EXERCISE BRIEF: Tally the lines containing "乳首責め" and report the number alone.

ENTRIES:
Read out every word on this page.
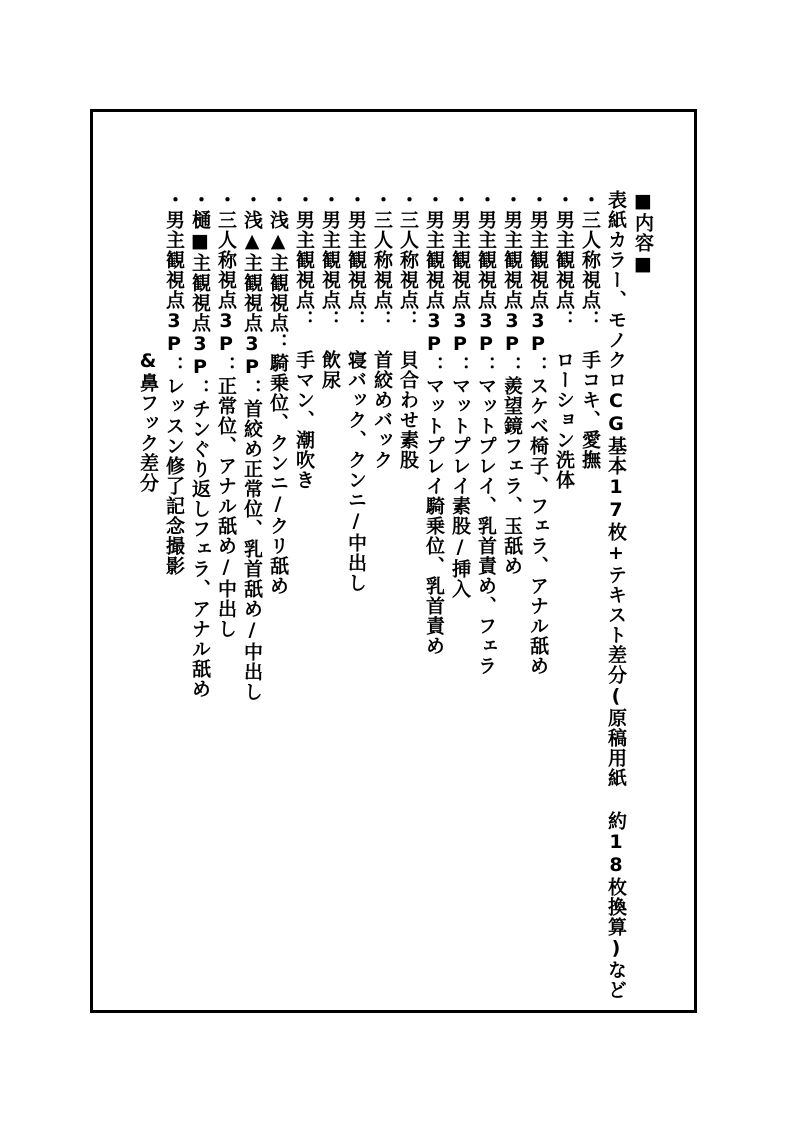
■内容■

表紙カラー、モノクロCG基本17枚+テキスト差分(原稿用紙 約18枚換算)など

・三人称視点：　手コキ、愛撫

・男主観視点：　ローション洗体

・男主観視点3P：スケベ椅子、フェラ、アナル舐め

・男主観視点3P：羨望鏡フェラ、玉舐め

・男主観視点3P：マットプレイ、乳首責め、フェラ

・男主観視点3P：マットプレイ素股/挿入

・男主観視点3P：マットプレイ騎乗位、乳首責め

・三人称視点：　貝合わせ素股

・三人称視点：　首絞めバック

・男主観視点：　寝バック、クンニ/中出し

・男主観視点：　飲尿

・男主観視点：　手マン、潮吹き

・浅▲主観視点：騎乗位、クンニ/クリ舐め

・浅▲主観視点3P：首絞め正常位、乳首舐め/中出し

・三人称視点3P：正常位、アナル舐め/中出し

・樋■主観視点3P：チンぐり返しフェラ、アナル舐め

・男主観視点3P：レッスン修了記念撮影

　　　　　　　　&鼻フック差分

ANSWER TO THIS TASK: 2